▸ **Stated task**:
Print the full listing exactly.

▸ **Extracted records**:
»»

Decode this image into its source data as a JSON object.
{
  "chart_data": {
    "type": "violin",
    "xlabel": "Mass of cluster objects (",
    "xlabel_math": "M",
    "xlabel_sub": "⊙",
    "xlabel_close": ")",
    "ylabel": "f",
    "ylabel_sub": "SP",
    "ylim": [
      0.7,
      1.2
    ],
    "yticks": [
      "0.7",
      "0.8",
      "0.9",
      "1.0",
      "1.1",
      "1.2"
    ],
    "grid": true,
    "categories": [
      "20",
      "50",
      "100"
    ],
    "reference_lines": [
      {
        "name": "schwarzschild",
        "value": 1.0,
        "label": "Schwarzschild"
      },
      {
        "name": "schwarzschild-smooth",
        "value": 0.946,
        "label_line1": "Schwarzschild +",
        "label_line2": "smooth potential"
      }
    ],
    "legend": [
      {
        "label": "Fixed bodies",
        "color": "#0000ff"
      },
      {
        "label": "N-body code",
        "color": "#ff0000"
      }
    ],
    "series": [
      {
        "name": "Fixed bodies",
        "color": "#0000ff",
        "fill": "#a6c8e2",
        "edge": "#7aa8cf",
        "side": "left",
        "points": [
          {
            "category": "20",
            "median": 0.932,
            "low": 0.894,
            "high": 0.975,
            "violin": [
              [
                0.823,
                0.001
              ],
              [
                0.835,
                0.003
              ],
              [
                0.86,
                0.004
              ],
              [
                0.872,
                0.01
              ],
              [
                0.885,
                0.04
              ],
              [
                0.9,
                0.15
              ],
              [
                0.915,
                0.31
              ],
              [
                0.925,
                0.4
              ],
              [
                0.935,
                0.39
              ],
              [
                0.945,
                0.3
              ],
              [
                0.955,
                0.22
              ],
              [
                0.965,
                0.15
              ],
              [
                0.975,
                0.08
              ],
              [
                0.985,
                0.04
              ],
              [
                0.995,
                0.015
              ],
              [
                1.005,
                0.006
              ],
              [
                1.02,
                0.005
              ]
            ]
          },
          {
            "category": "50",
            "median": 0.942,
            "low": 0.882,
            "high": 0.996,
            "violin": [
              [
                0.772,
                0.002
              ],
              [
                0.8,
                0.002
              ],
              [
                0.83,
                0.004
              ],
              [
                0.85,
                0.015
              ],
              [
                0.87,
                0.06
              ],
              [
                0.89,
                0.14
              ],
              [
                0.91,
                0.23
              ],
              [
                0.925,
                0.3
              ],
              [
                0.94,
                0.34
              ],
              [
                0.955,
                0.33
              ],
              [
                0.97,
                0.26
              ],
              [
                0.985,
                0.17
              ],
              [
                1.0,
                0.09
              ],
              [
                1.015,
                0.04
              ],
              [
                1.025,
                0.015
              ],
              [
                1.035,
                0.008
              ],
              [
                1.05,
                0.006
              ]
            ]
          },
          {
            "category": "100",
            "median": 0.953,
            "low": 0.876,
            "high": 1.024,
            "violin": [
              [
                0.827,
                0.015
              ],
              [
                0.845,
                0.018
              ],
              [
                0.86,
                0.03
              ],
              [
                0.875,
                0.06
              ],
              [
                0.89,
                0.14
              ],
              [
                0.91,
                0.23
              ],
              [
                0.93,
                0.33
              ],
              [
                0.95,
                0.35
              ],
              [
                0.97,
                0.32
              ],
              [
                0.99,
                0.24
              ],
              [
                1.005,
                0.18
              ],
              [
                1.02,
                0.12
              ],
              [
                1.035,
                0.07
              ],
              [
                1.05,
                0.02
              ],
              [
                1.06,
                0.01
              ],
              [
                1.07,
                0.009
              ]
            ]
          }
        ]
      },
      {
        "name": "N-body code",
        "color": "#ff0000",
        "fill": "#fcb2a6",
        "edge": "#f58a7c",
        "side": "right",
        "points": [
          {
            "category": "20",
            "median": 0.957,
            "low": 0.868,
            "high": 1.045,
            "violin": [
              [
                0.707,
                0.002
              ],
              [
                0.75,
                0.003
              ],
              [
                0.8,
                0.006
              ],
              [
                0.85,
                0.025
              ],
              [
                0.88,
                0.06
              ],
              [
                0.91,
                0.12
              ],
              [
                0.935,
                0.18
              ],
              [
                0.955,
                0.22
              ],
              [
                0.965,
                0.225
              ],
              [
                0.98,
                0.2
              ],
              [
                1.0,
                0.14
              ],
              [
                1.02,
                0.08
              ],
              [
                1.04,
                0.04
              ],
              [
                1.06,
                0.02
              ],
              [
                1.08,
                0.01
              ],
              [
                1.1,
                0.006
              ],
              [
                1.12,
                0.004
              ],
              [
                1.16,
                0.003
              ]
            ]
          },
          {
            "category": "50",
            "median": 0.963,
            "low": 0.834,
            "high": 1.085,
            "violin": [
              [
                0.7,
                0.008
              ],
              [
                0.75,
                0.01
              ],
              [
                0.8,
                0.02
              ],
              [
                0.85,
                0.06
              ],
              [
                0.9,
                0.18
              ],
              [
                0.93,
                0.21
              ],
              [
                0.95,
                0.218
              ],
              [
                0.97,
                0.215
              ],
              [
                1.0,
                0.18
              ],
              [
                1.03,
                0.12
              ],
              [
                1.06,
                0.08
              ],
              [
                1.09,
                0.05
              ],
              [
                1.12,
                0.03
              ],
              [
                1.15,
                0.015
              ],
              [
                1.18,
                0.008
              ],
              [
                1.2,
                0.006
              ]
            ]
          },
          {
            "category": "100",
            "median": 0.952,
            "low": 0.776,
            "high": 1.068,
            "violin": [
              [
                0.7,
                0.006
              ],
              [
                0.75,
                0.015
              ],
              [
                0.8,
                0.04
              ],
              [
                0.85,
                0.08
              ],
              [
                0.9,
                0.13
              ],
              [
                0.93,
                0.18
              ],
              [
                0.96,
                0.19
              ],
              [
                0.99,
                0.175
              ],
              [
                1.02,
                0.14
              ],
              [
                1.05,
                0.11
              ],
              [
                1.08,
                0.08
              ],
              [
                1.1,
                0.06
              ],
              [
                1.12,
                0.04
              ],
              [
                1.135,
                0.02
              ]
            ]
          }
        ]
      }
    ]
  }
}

««

▸ **Final result**:
Decode this image into its source data as a JSON object.
{
  "chart_data": {
    "type": "violin",
    "xlabel": "Mass of cluster objects (",
    "xlabel_math": "M",
    "xlabel_sub": "⊙",
    "xlabel_close": ")",
    "ylabel": "f",
    "ylabel_sub": "SP",
    "ylim": [
      0.7,
      1.2
    ],
    "yticks": [
      "0.7",
      "0.8",
      "0.9",
      "1.0",
      "1.1",
      "1.2"
    ],
    "grid": true,
    "categories": [
      "20",
      "50",
      "100"
    ],
    "reference_lines": [
      {
        "name": "schwarzschild",
        "value": 1.0,
        "label": "Schwarzschild"
      },
      {
        "name": "schwarzschild-smooth",
        "value": 0.946,
        "label_line1": "Schwarzschild +",
        "label_line2": "smooth potential"
      }
    ],
    "legend": [
      {
        "label": "Fixed bodies",
        "color": "#0000ff"
      },
      {
        "label": "N-body code",
        "color": "#ff0000"
      }
    ],
    "series": [
      {
        "name": "Fixed bodies",
        "color": "#0000ff",
        "fill": "#a6c8e2",
        "edge": "#7aa8cf",
        "side": "left",
        "points": [
          {
            "category": "20",
            "median": 0.932,
            "low": 0.894,
            "high": 0.975,
            "violin": [
              [
                0.823,
                0.001
              ],
              [
                0.835,
                0.003
              ],
              [
                0.86,
                0.004
              ],
              [
                0.872,
                0.01
              ],
              [
                0.885,
                0.04
              ],
              [
                0.9,
                0.15
              ],
              [
                0.915,
                0.31
              ],
              [
                0.925,
                0.4
              ],
              [
                0.935,
                0.39
              ],
              [
                0.945,
                0.3
              ],
              [
                0.955,
                0.22
              ],
              [
                0.965,
                0.15
              ],
              [
                0.975,
                0.08
              ],
              [
                0.985,
                0.04
              ],
              [
                0.995,
                0.015
              ],
              [
                1.005,
                0.006
              ],
              [
                1.02,
                0.005
              ]
            ]
          },
          {
            "category": "50",
            "median": 0.942,
            "low": 0.882,
            "high": 0.996,
            "violin": [
              [
                0.772,
                0.002
              ],
              [
                0.8,
                0.002
              ],
              [
                0.83,
                0.004
              ],
              [
                0.85,
                0.015
              ],
              [
                0.87,
                0.06
              ],
              [
                0.89,
                0.14
              ],
              [
                0.91,
                0.23
              ],
              [
                0.925,
                0.3
              ],
              [
                0.94,
                0.34
              ],
              [
                0.955,
                0.33
              ],
              [
                0.97,
                0.26
              ],
              [
                0.985,
                0.17
              ],
              [
                1.0,
                0.09
              ],
              [
                1.015,
                0.04
              ],
              [
                1.025,
                0.015
              ],
              [
                1.035,
                0.008
              ],
              [
                1.05,
                0.006
              ]
            ]
          },
          {
            "category": "100",
            "median": 0.953,
            "low": 0.876,
            "high": 1.024,
            "violin": [
              [
                0.827,
                0.015
              ],
              [
                0.845,
                0.018
              ],
              [
                0.86,
                0.03
              ],
              [
                0.875,
                0.06
              ],
              [
                0.89,
                0.14
              ],
              [
                0.91,
                0.23
              ],
              [
                0.93,
                0.33
              ],
              [
                0.95,
                0.35
              ],
              [
                0.97,
                0.32
              ],
              [
                0.99,
                0.24
              ],
              [
                1.005,
                0.18
              ],
              [
                1.02,
                0.12
              ],
              [
                1.035,
                0.07
              ],
              [
                1.05,
                0.02
              ],
              [
                1.06,
                0.01
              ],
              [
                1.07,
                0.009
              ]
            ]
          }
        ]
      },
      {
        "name": "N-body code",
        "color": "#ff0000",
        "fill": "#fcb2a6",
        "edge": "#f58a7c",
        "side": "right",
        "points": [
          {
            "category": "20",
            "median": 0.957,
            "low": 0.868,
            "high": 1.045,
            "violin": [
              [
                0.707,
                0.002
              ],
              [
                0.75,
                0.003
              ],
              [
                0.8,
                0.006
              ],
              [
                0.85,
                0.025
              ],
              [
                0.88,
                0.06
              ],
              [
                0.91,
                0.12
              ],
              [
                0.935,
                0.18
              ],
              [
                0.955,
                0.22
              ],
              [
                0.965,
                0.225
              ],
              [
                0.98,
                0.2
              ],
              [
                1.0,
                0.14
              ],
              [
                1.02,
                0.08
              ],
              [
                1.04,
                0.04
              ],
              [
                1.06,
                0.02
              ],
              [
                1.08,
                0.01
              ],
              [
                1.1,
                0.006
              ],
              [
                1.12,
                0.004
              ],
              [
                1.16,
                0.003
              ]
            ]
          },
          {
            "category": "50",
            "median": 0.963,
            "low": 0.834,
            "high": 1.085,
            "violin": [
              [
                0.7,
                0.008
              ],
              [
                0.75,
                0.01
              ],
              [
                0.8,
                0.02
              ],
              [
                0.85,
                0.06
              ],
              [
                0.9,
                0.18
              ],
              [
                0.93,
                0.21
              ],
              [
                0.95,
                0.218
              ],
              [
                0.97,
                0.215
              ],
              [
                1.0,
                0.18
              ],
              [
                1.03,
                0.12
              ],
              [
                1.06,
                0.08
              ],
              [
                1.09,
                0.05
              ],
              [
                1.12,
                0.03
              ],
              [
                1.15,
                0.015
              ],
              [
                1.18,
                0.008
              ],
              [
                1.2,
                0.006
              ]
            ]
          },
          {
            "category": "100",
            "median": 0.952,
            "low": 0.776,
            "high": 1.068,
            "violin": [
              [
                0.7,
                0.006
              ],
              [
                0.75,
                0.015
              ],
              [
                0.8,
                0.04
              ],
              [
                0.85,
                0.08
              ],
              [
                0.9,
                0.13
              ],
              [
                0.93,
                0.18
              ],
              [
                0.96,
                0.19
              ],
              [
                0.99,
                0.175
              ],
              [
                1.02,
                0.14
              ],
              [
                1.05,
                0.11
              ],
              [
                1.08,
                0.08
              ],
              [
                1.1,
                0.06
              ],
              [
                1.12,
                0.04
              ],
              [
                1.135,
                0.02
              ]
            ]
          }
        ]
      }
    ]
  }
}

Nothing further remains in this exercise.